RECORDED INFORMATION -
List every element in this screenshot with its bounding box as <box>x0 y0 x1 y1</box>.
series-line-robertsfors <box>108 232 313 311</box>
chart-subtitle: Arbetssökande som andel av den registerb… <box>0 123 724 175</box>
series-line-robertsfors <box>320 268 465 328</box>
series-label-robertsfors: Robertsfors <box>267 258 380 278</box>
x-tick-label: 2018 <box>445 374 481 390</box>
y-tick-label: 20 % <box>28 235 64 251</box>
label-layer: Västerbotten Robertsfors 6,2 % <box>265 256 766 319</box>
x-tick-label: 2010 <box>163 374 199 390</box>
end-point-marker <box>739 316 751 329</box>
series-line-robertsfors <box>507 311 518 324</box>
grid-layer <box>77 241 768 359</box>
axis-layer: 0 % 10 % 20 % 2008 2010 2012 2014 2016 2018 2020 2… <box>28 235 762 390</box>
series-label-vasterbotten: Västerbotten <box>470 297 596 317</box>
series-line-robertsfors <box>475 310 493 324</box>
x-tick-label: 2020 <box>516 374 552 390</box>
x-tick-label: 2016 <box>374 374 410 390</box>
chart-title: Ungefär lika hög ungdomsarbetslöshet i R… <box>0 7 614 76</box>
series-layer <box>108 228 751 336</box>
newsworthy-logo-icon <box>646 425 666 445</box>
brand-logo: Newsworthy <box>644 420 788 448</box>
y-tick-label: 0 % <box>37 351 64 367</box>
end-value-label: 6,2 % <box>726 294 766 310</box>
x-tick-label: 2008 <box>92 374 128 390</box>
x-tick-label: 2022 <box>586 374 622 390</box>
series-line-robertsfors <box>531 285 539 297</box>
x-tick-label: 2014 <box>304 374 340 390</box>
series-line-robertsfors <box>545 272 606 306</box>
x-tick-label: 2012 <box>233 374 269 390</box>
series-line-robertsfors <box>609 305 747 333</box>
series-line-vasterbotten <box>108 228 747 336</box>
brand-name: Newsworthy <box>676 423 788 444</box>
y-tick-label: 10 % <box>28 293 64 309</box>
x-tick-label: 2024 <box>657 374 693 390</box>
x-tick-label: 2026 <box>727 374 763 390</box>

EXERCISE TASK - Reproduce every line of the records above verbatim, in the same order, with no characters changed.

SOLUTION TO THIS PROBLEM -
List every element in this screenshot with its bounding box as <box>x0 y0 x1 y1</box>.
series-line-robertsfors <box>108 232 313 311</box>
chart-subtitle: Arbetssökande som andel av den registerb… <box>0 123 724 175</box>
series-line-robertsfors <box>320 268 465 328</box>
series-label-robertsfors: Robertsfors <box>267 258 380 278</box>
x-tick-label: 2018 <box>445 374 481 390</box>
y-tick-label: 20 % <box>28 235 64 251</box>
label-layer: Västerbotten Robertsfors 6,2 % <box>265 256 766 319</box>
x-tick-label: 2010 <box>163 374 199 390</box>
end-point-marker <box>739 316 751 329</box>
series-line-robertsfors <box>507 311 518 324</box>
grid-layer <box>77 241 768 359</box>
axis-layer: 0 % 10 % 20 % 2008 2010 2012 2014 2016 2018 2020 2… <box>28 235 762 390</box>
series-label-vasterbotten: Västerbotten <box>470 297 596 317</box>
series-line-robertsfors <box>475 310 493 324</box>
x-tick-label: 2020 <box>516 374 552 390</box>
x-tick-label: 2016 <box>374 374 410 390</box>
chart-title: Ungefär lika hög ungdomsarbetslöshet i R… <box>0 7 614 76</box>
series-layer <box>108 228 751 336</box>
newsworthy-logo-icon <box>646 425 666 445</box>
brand-logo: Newsworthy <box>644 420 788 448</box>
y-tick-label: 0 % <box>37 351 64 367</box>
end-value-label: 6,2 % <box>726 294 766 310</box>
x-tick-label: 2008 <box>92 374 128 390</box>
x-tick-label: 2022 <box>586 374 622 390</box>
series-line-robertsfors <box>531 285 539 297</box>
x-tick-label: 2014 <box>304 374 340 390</box>
series-line-robertsfors <box>545 272 606 306</box>
x-tick-label: 2012 <box>233 374 269 390</box>
series-line-robertsfors <box>609 305 747 333</box>
series-line-vasterbotten <box>108 228 747 336</box>
brand-name: Newsworthy <box>676 423 788 444</box>
y-tick-label: 10 % <box>28 293 64 309</box>
x-tick-label: 2024 <box>657 374 693 390</box>
x-tick-label: 2026 <box>727 374 763 390</box>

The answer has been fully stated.